● **Data for this task**

_ _ _ _

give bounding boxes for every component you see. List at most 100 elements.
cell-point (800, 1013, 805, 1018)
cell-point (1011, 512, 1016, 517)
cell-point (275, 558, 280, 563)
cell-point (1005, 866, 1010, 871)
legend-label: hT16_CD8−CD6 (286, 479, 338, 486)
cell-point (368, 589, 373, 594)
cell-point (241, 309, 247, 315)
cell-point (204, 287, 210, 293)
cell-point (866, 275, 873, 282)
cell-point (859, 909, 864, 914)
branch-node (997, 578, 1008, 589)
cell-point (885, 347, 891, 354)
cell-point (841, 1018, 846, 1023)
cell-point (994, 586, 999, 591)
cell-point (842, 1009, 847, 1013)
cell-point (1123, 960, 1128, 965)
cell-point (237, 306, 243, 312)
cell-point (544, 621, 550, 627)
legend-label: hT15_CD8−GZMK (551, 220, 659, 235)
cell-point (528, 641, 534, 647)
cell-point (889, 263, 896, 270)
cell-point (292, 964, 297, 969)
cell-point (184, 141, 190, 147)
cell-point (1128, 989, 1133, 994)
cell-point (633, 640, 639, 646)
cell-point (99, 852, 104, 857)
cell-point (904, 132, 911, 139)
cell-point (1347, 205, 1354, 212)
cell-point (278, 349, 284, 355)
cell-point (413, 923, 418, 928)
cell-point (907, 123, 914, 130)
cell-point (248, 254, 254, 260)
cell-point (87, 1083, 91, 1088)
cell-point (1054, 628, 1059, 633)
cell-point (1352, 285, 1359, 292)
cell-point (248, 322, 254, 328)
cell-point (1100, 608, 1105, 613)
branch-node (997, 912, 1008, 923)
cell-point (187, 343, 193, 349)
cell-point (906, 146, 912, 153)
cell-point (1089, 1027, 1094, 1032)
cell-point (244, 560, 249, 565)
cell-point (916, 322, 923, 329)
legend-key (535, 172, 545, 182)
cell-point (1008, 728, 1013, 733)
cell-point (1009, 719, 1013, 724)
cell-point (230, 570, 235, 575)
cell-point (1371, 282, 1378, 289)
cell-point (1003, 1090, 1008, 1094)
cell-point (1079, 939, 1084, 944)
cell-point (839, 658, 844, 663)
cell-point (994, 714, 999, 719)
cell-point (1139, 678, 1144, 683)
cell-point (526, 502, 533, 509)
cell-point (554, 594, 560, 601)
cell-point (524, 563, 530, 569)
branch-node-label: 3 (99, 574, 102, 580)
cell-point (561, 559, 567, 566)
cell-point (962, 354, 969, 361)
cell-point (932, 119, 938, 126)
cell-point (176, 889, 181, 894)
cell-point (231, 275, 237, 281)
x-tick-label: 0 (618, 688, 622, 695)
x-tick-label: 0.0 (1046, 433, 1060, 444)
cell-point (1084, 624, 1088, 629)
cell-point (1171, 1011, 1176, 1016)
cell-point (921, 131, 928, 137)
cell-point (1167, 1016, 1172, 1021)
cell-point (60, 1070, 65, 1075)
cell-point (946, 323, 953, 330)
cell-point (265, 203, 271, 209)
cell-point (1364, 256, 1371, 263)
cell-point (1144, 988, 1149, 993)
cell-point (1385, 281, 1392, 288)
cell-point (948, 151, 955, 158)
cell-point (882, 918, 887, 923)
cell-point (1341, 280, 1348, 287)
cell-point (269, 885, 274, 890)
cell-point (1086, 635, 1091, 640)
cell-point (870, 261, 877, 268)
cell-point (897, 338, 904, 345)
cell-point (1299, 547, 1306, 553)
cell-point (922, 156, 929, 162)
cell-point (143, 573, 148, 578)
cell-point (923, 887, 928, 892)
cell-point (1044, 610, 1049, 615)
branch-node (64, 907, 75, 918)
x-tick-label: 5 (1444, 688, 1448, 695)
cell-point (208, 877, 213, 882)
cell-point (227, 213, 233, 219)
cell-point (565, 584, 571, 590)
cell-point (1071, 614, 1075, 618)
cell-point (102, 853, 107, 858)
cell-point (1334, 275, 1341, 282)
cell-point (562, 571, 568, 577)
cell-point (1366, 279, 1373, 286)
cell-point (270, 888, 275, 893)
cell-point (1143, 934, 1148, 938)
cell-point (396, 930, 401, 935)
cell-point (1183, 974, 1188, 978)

_ _ _ _

● **Request**
Reproduce every line of the items above verbatim, without omitting or altering any character.

● **The reply**
give bounding boxes for every component you see. List at most 100 elements.
cell-point (800, 1013, 805, 1018)
cell-point (1011, 512, 1016, 517)
cell-point (275, 558, 280, 563)
cell-point (1005, 866, 1010, 871)
legend-label: hT16_CD8−CD6 (286, 479, 338, 486)
cell-point (368, 589, 373, 594)
cell-point (241, 309, 247, 315)
cell-point (204, 287, 210, 293)
cell-point (866, 275, 873, 282)
cell-point (859, 909, 864, 914)
branch-node (997, 578, 1008, 589)
cell-point (885, 347, 891, 354)
cell-point (841, 1018, 846, 1023)
cell-point (994, 586, 999, 591)
cell-point (842, 1009, 847, 1013)
cell-point (1123, 960, 1128, 965)
cell-point (237, 306, 243, 312)
cell-point (544, 621, 550, 627)
legend-label: hT15_CD8−GZMK (551, 220, 659, 235)
cell-point (528, 641, 534, 647)
cell-point (889, 263, 896, 270)
cell-point (292, 964, 297, 969)
cell-point (184, 141, 190, 147)
cell-point (1128, 989, 1133, 994)
cell-point (633, 640, 639, 646)
cell-point (99, 852, 104, 857)
cell-point (904, 132, 911, 139)
cell-point (1347, 205, 1354, 212)
cell-point (278, 349, 284, 355)
cell-point (413, 923, 418, 928)
cell-point (907, 123, 914, 130)
cell-point (248, 254, 254, 260)
cell-point (87, 1083, 91, 1088)
cell-point (1054, 628, 1059, 633)
cell-point (1352, 285, 1359, 292)
cell-point (248, 322, 254, 328)
cell-point (1100, 608, 1105, 613)
branch-node (997, 912, 1008, 923)
cell-point (187, 343, 193, 349)
cell-point (906, 146, 912, 153)
cell-point (1089, 1027, 1094, 1032)
cell-point (244, 560, 249, 565)
cell-point (916, 322, 923, 329)
legend-key (535, 172, 545, 182)
cell-point (1008, 728, 1013, 733)
cell-point (1009, 719, 1013, 724)
cell-point (230, 570, 235, 575)
cell-point (1371, 282, 1378, 289)
cell-point (1003, 1090, 1008, 1094)
cell-point (1079, 939, 1084, 944)
cell-point (839, 658, 844, 663)
cell-point (994, 714, 999, 719)
cell-point (1139, 678, 1144, 683)
cell-point (526, 502, 533, 509)
cell-point (554, 594, 560, 601)
cell-point (524, 563, 530, 569)
branch-node-label: 3 (99, 574, 102, 580)
cell-point (561, 559, 567, 566)
cell-point (962, 354, 969, 361)
cell-point (932, 119, 938, 126)
cell-point (176, 889, 181, 894)
cell-point (231, 275, 237, 281)
x-tick-label: 0 (618, 688, 622, 695)
x-tick-label: 0.0 (1046, 433, 1060, 444)
cell-point (1084, 624, 1088, 629)
cell-point (1171, 1011, 1176, 1016)
cell-point (921, 131, 928, 137)
cell-point (1167, 1016, 1172, 1021)
cell-point (60, 1070, 65, 1075)
cell-point (946, 323, 953, 330)
cell-point (265, 203, 271, 209)
cell-point (1364, 256, 1371, 263)
cell-point (1144, 988, 1149, 993)
cell-point (1385, 281, 1392, 288)
cell-point (948, 151, 955, 158)
cell-point (882, 918, 887, 923)
cell-point (1341, 280, 1348, 287)
cell-point (269, 885, 274, 890)
cell-point (1086, 635, 1091, 640)
cell-point (870, 261, 877, 268)
cell-point (897, 338, 904, 345)
cell-point (1299, 547, 1306, 553)
cell-point (922, 156, 929, 162)
cell-point (143, 573, 148, 578)
cell-point (923, 887, 928, 892)
cell-point (1044, 610, 1049, 615)
branch-node (64, 907, 75, 918)
x-tick-label: 5 (1444, 688, 1448, 695)
cell-point (208, 877, 213, 882)
cell-point (227, 213, 233, 219)
cell-point (565, 584, 571, 590)
cell-point (1071, 614, 1075, 618)
cell-point (102, 853, 107, 858)
cell-point (1334, 275, 1341, 282)
cell-point (562, 571, 568, 577)
cell-point (1366, 279, 1373, 286)
cell-point (270, 888, 275, 893)
cell-point (1143, 934, 1148, 938)
cell-point (396, 930, 401, 935)
cell-point (1183, 974, 1188, 978)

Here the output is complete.